> [What the task requires]: Produce an exact copy of all the data below, dropping every image.

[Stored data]
start
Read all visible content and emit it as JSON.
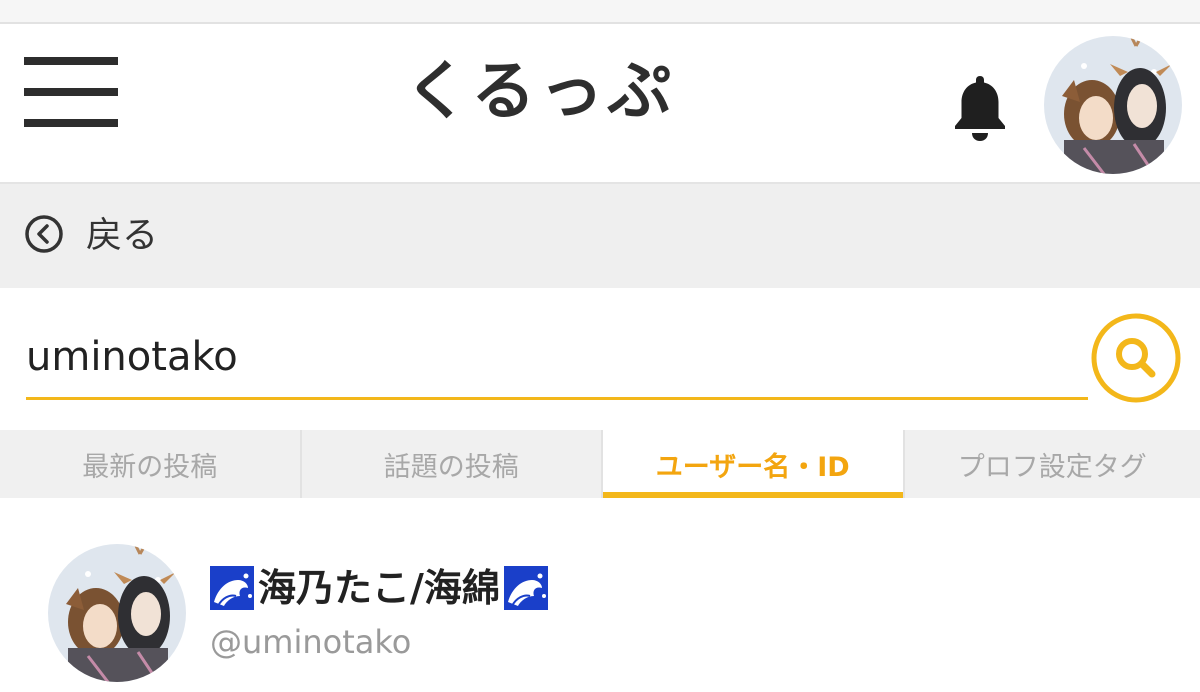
{
  "header": {
    "title": "くるっぷ",
    "menu_icon": "hamburger-menu-icon",
    "bell_icon": "bell-icon"
  },
  "back": {
    "label": "戻る",
    "icon": "chevron-left-circle-icon"
  },
  "search": {
    "value": "uminotako",
    "icon": "search-icon",
    "accent_color": "#f3b71a"
  },
  "tabs": [
    {
      "label": "最新の投稿",
      "active": false
    },
    {
      "label": "話題の投稿",
      "active": false
    },
    {
      "label": "ユーザー名・ID",
      "active": true
    },
    {
      "label": "プロフ設定タグ",
      "active": false
    }
  ],
  "results": [
    {
      "display_name": "海乃たこ/海綿",
      "handle": "@uminotako",
      "name_decoration_icon": "water-wave-icon"
    }
  ]
}
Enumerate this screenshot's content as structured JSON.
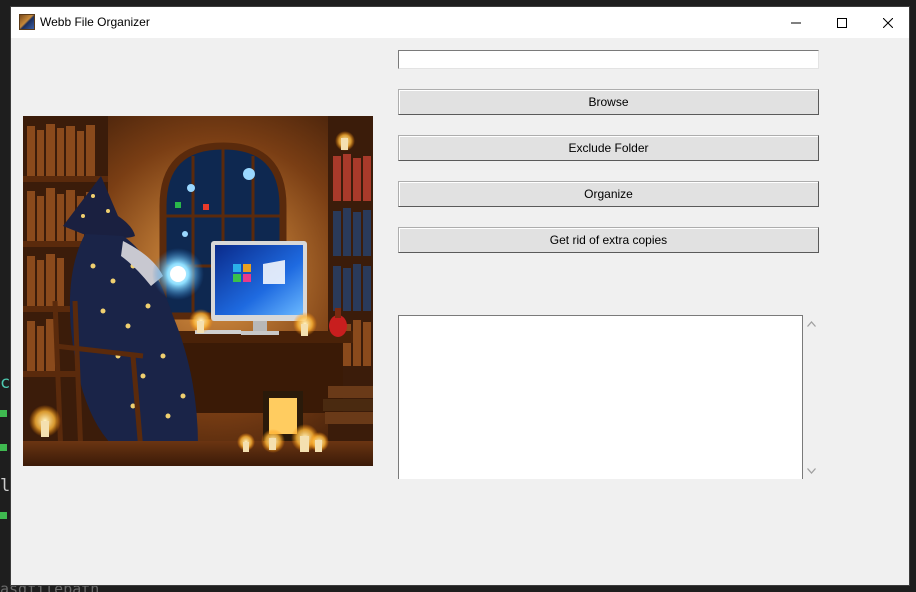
{
  "window": {
    "title": "Webb File Organizer",
    "controls": {
      "minimize": "minimize",
      "maximize": "maximize",
      "close": "close"
    }
  },
  "path_entry": {
    "value": "",
    "placeholder": ""
  },
  "buttons": {
    "browse": "Browse",
    "exclude_folder": "Exclude Folder",
    "organize": "Organize",
    "remove_duplicates": "Get rid of extra copies"
  },
  "log": {
    "text": ""
  },
  "image": {
    "subject": "wizard-at-computer-illustration"
  },
  "icons": {
    "app": "app-icon",
    "scroll_up": "chevron-up-icon",
    "scroll_down": "chevron-down-icon"
  },
  "colors": {
    "window_bg": "#f0f0f0",
    "button_bg": "#e1e1e1",
    "titlebar_bg": "#ffffff"
  }
}
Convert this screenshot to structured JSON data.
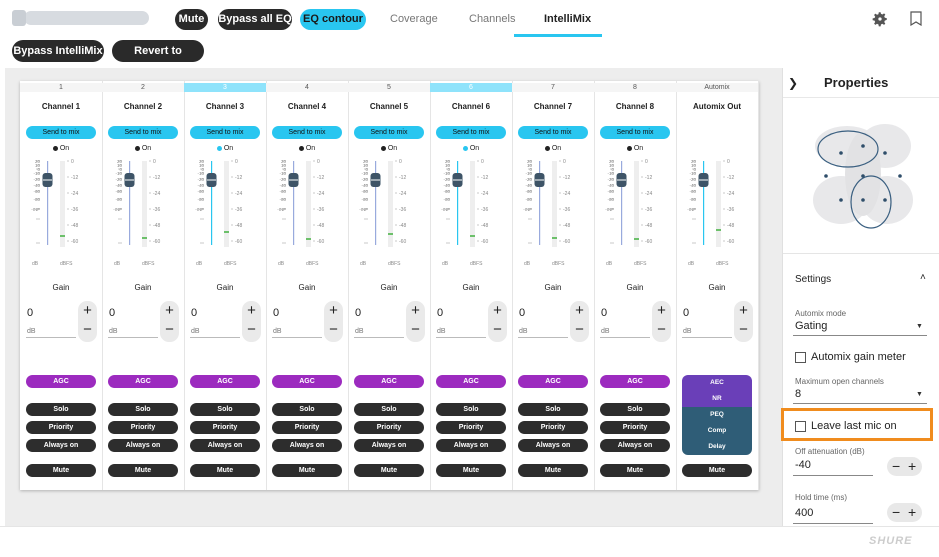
{
  "topbar": {
    "buttons": {
      "mute": "Mute",
      "bypass_eq": "Bypass all EQ",
      "eq_contour": "EQ contour"
    },
    "tabs": [
      "Coverage",
      "Channels",
      "IntelliMix"
    ],
    "active_tab": "IntelliMix",
    "icons": [
      "gear-icon",
      "bookmark-icon"
    ]
  },
  "toolbar": {
    "bypass_intellimix": "Bypass IntelliMix",
    "revert": "Revert to defaults"
  },
  "channels": [
    {
      "num": "1",
      "name": "Channel 1",
      "on_active": false
    },
    {
      "num": "2",
      "name": "Channel 2",
      "on_active": false
    },
    {
      "num": "3",
      "name": "Channel 3",
      "on_active": true
    },
    {
      "num": "4",
      "name": "Channel 4",
      "on_active": false
    },
    {
      "num": "5",
      "name": "Channel 5",
      "on_active": false
    },
    {
      "num": "6",
      "name": "Channel 6",
      "on_active": true
    },
    {
      "num": "7",
      "name": "Channel 7",
      "on_active": false
    },
    {
      "num": "8",
      "name": "Channel 8",
      "on_active": false
    }
  ],
  "automix": {
    "num": "Automix",
    "name": "Automix Out",
    "stack": [
      "AEC",
      "NR",
      "PEQ",
      "Comp",
      "Delay"
    ],
    "mute": "Mute"
  },
  "strip": {
    "send_to_mix": "Send to mix",
    "on": "On",
    "gain": "Gain",
    "gain_value": "0",
    "gain_unit": "dB",
    "fader_scale": [
      "20",
      "10",
      "0",
      "-10",
      "-20",
      "-40",
      "-60",
      "-80",
      "-INF"
    ],
    "meter_scale": [
      "0",
      "-12",
      "-24",
      "-36",
      "-48",
      "-60"
    ],
    "fader_unit": "dB",
    "meter_unit": "dBFS",
    "agc": "AGC",
    "solo": "Solo",
    "priority": "Priority",
    "always_on": "Always on",
    "mute": "Mute"
  },
  "properties": {
    "title": "Properties",
    "settings": "Settings",
    "automix_mode_label": "Automix mode",
    "automix_mode_value": "Gating",
    "automix_gain_meter": "Automix gain meter",
    "max_open_label": "Maximum open channels",
    "max_open_value": "8",
    "leave_last_mic": "Leave last mic on",
    "off_atten_label": "Off attenuation (dB)",
    "off_atten_value": "-40",
    "hold_time_label": "Hold time (ms)",
    "hold_time_value": "400"
  },
  "footer": {
    "logo": "SHURE"
  },
  "colors": {
    "accent": "#29c6f0",
    "agc": "#9c2bbf",
    "highlight": "#f08c1e",
    "automix_purple": "#6a3fb8",
    "automix_blue": "#2f5d77"
  }
}
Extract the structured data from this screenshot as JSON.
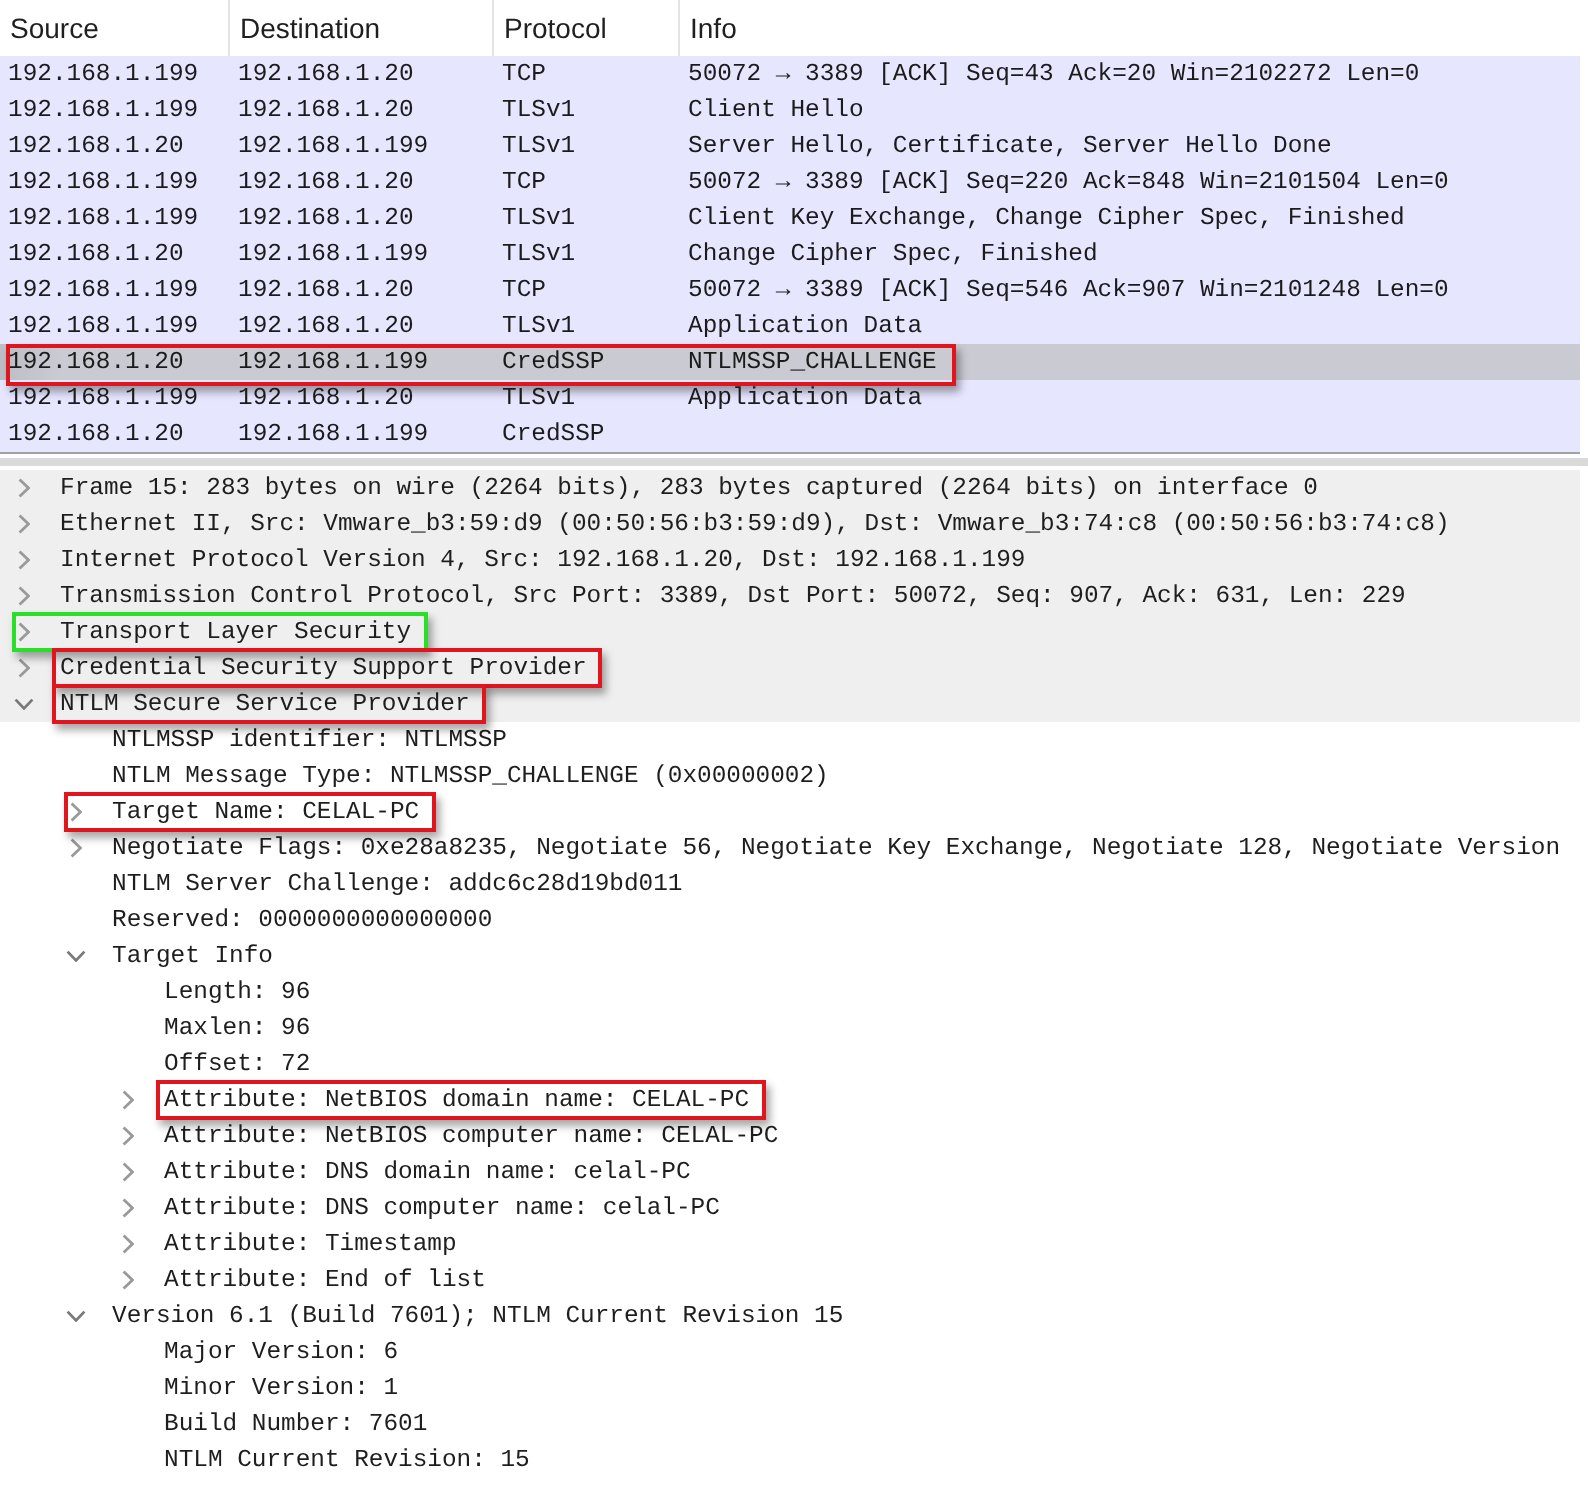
end
> [Solution to the problem]:
Read all visible content and emit it as JSON.
{
  "header": {
    "title": "くるっぷ",
    "menu_icon": "hamburger-menu-icon",
    "bell_icon": "bell-icon"
  },
  "back": {
    "label": "戻る",
    "icon": "chevron-left-circle-icon"
  },
  "search": {
    "value": "uminotako",
    "icon": "search-icon",
    "accent_color": "#f3b71a"
  },
  "tabs": [
    {
      "label": "最新の投稿",
      "active": false
    },
    {
      "label": "話題の投稿",
      "active": false
    },
    {
      "label": "ユーザー名・ID",
      "active": true
    },
    {
      "label": "プロフ設定タグ",
      "active": false
    }
  ],
  "results": [
    {
      "display_name": "海乃たこ/海綿",
      "handle": "@uminotako",
      "name_decoration_icon": "water-wave-icon"
    }
  ]
}
Enumerate this screenshot's content as structured JSON.
{
  "window": {
    "title": "Webb File Organizer",
    "controls": {
      "minimize": "minimize",
      "maximize": "maximize",
      "close": "close"
    }
  },
  "path_entry": {
    "value": "",
    "placeholder": ""
  },
  "buttons": {
    "browse": "Browse",
    "exclude_folder": "Exclude Folder",
    "organize": "Organize",
    "remove_duplicates": "Get rid of extra copies"
  },
  "log": {
    "text": ""
  },
  "image": {
    "subject": "wizard-at-computer-illustration"
  },
  "icons": {
    "app": "app-icon",
    "scroll_up": "chevron-up-icon",
    "scroll_down": "chevron-down-icon"
  },
  "colors": {
    "window_bg": "#f0f0f0",
    "button_bg": "#e1e1e1",
    "titlebar_bg": "#ffffff"
  }
}
Convert this screenshot to structured JSON data.
{
  "topbar": {
    "buttons": {
      "mute": "Mute",
      "bypass_eq": "Bypass all EQ",
      "eq_contour": "EQ contour"
    },
    "tabs": [
      "Coverage",
      "Channels",
      "IntelliMix"
    ],
    "active_tab": "IntelliMix",
    "icons": [
      "gear-icon",
      "bookmark-icon"
    ]
  },
  "toolbar": {
    "bypass_intellimix": "Bypass IntelliMix",
    "revert": "Revert to defaults"
  },
  "channels": [
    {
      "num": "1",
      "name": "Channel 1",
      "on_active": false
    },
    {
      "num": "2",
      "name": "Channel 2",
      "on_active": false
    },
    {
      "num": "3",
      "name": "Channel 3",
      "on_active": true
    },
    {
      "num": "4",
      "name": "Channel 4",
      "on_active": false
    },
    {
      "num": "5",
      "name": "Channel 5",
      "on_active": false
    },
    {
      "num": "6",
      "name": "Channel 6",
      "on_active": true
    },
    {
      "num": "7",
      "name": "Channel 7",
      "on_active": false
    },
    {
      "num": "8",
      "name": "Channel 8",
      "on_active": false
    }
  ],
  "automix": {
    "num": "Automix",
    "name": "Automix Out",
    "stack": [
      "AEC",
      "NR",
      "PEQ",
      "Comp",
      "Delay"
    ],
    "mute": "Mute"
  },
  "strip": {
    "send_to_mix": "Send to mix",
    "on": "On",
    "gain": "Gain",
    "gain_value": "0",
    "gain_unit": "dB",
    "fader_scale": [
      "20",
      "10",
      "0",
      "-10",
      "-20",
      "-40",
      "-60",
      "-80",
      "-INF"
    ],
    "meter_scale": [
      "0",
      "-12",
      "-24",
      "-36",
      "-48",
      "-60"
    ],
    "fader_unit": "dB",
    "meter_unit": "dBFS",
    "agc": "AGC",
    "solo": "Solo",
    "priority": "Priority",
    "always_on": "Always on",
    "mute": "Mute"
  },
  "properties": {
    "title": "Properties",
    "settings": "Settings",
    "automix_mode_label": "Automix mode",
    "automix_mode_value": "Gating",
    "automix_gain_meter": "Automix gain meter",
    "max_open_label": "Maximum open channels",
    "max_open_value": "8",
    "leave_last_mic": "Leave last mic on",
    "off_atten_label": "Off attenuation (dB)",
    "off_atten_value": "-40",
    "hold_time_label": "Hold time (ms)",
    "hold_time_value": "400"
  },
  "footer": {
    "logo": "SHURE"
  },
  "colors": {
    "accent": "#29c6f0",
    "agc": "#9c2bbf",
    "highlight": "#f08c1e",
    "automix_purple": "#6a3fb8",
    "automix_blue": "#2f5d77"
  }
}
Extract the structured data from this screenshot as JSON.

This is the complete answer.